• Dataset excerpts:
= = =

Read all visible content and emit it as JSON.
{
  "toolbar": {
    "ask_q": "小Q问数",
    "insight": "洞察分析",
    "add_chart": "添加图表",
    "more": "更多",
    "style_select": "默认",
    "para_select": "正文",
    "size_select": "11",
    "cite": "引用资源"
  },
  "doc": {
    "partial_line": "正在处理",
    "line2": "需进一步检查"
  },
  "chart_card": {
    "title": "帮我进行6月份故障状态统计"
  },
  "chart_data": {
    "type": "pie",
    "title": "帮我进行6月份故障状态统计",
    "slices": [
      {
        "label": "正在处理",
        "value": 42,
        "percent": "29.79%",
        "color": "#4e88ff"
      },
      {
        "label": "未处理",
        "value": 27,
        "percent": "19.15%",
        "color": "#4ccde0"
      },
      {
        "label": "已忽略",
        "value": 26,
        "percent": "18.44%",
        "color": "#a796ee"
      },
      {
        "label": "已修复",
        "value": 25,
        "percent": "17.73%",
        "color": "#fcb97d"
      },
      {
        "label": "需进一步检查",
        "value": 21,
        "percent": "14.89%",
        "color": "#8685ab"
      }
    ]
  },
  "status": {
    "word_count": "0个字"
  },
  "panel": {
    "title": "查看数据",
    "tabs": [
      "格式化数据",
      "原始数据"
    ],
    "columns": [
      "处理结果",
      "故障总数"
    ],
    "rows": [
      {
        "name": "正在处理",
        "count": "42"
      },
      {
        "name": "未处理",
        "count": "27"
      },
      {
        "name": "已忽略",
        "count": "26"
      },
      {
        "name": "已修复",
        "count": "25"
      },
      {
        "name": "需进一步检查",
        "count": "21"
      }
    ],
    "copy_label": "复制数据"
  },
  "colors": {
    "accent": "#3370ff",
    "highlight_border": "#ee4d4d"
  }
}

= = =

All of the data needs to be reproduced exactly, with no line missing.

• FINAL RESULT:
Read all visible content and emit it as JSON.
{
  "toolbar": {
    "ask_q": "小Q问数",
    "insight": "洞察分析",
    "add_chart": "添加图表",
    "more": "更多",
    "style_select": "默认",
    "para_select": "正文",
    "size_select": "11",
    "cite": "引用资源"
  },
  "doc": {
    "partial_line": "正在处理",
    "line2": "需进一步检查"
  },
  "chart_card": {
    "title": "帮我进行6月份故障状态统计"
  },
  "chart_data": {
    "type": "pie",
    "title": "帮我进行6月份故障状态统计",
    "slices": [
      {
        "label": "正在处理",
        "value": 42,
        "percent": "29.79%",
        "color": "#4e88ff"
      },
      {
        "label": "未处理",
        "value": 27,
        "percent": "19.15%",
        "color": "#4ccde0"
      },
      {
        "label": "已忽略",
        "value": 26,
        "percent": "18.44%",
        "color": "#a796ee"
      },
      {
        "label": "已修复",
        "value": 25,
        "percent": "17.73%",
        "color": "#fcb97d"
      },
      {
        "label": "需进一步检查",
        "value": 21,
        "percent": "14.89%",
        "color": "#8685ab"
      }
    ]
  },
  "status": {
    "word_count": "0个字"
  },
  "panel": {
    "title": "查看数据",
    "tabs": [
      "格式化数据",
      "原始数据"
    ],
    "columns": [
      "处理结果",
      "故障总数"
    ],
    "rows": [
      {
        "name": "正在处理",
        "count": "42"
      },
      {
        "name": "未处理",
        "count": "27"
      },
      {
        "name": "已忽略",
        "count": "26"
      },
      {
        "name": "已修复",
        "count": "25"
      },
      {
        "name": "需进一步检查",
        "count": "21"
      }
    ],
    "copy_label": "复制数据"
  },
  "colors": {
    "accent": "#3370ff",
    "highlight_border": "#ee4d4d"
  }
}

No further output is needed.